### EXERCISE DETAILS
Search the listing below for the string "called" and show each line that contains it.

[Data records]
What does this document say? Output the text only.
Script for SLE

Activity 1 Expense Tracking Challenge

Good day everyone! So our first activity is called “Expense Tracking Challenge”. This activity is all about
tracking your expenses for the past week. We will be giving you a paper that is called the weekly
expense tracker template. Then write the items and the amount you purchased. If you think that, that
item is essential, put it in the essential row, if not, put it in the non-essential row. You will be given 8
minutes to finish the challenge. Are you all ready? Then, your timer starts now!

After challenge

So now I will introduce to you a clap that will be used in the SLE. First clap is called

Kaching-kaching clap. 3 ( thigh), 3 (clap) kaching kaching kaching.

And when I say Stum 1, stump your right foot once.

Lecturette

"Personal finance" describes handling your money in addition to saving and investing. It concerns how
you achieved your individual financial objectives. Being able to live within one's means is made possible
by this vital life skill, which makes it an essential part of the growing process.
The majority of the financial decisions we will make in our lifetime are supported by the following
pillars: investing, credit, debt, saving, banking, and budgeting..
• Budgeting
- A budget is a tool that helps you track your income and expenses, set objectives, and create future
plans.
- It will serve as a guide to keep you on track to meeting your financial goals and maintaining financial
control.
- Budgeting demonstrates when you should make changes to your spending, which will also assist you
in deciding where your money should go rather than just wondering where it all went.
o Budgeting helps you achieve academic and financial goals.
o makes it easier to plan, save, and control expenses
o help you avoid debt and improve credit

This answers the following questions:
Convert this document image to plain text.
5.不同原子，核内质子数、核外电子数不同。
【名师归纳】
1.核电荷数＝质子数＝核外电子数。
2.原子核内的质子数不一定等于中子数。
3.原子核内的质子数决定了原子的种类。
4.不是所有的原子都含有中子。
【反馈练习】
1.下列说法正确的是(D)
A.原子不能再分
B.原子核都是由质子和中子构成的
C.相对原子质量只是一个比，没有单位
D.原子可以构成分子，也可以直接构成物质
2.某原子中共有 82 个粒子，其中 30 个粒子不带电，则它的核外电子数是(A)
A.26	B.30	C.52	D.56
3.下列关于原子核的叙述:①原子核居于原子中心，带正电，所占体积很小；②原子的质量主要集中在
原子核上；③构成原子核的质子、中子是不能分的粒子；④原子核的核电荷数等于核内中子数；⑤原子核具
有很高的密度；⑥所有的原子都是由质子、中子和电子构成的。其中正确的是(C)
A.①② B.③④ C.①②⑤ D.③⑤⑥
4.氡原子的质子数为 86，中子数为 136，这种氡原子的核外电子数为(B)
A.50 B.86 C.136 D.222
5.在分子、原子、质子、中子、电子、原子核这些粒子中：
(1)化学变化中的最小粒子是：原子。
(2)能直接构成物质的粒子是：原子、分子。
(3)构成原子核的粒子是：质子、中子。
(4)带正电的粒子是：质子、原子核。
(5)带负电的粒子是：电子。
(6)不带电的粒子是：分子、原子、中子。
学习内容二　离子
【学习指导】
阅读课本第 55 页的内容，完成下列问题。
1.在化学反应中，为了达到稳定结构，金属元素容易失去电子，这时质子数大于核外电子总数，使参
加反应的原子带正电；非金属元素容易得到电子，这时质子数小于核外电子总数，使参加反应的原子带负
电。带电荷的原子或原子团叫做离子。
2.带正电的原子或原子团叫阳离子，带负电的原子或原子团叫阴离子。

### SOLUTION TO THIS PROBLEM
Good day everyone! So our first activity is called “Expense Tracking Challenge”. This activity is all about
tracking your expenses for the past week. We will be giving you a paper that is called the weekly
So now I will introduce to you a clap that will be used in the SLE. First clap is called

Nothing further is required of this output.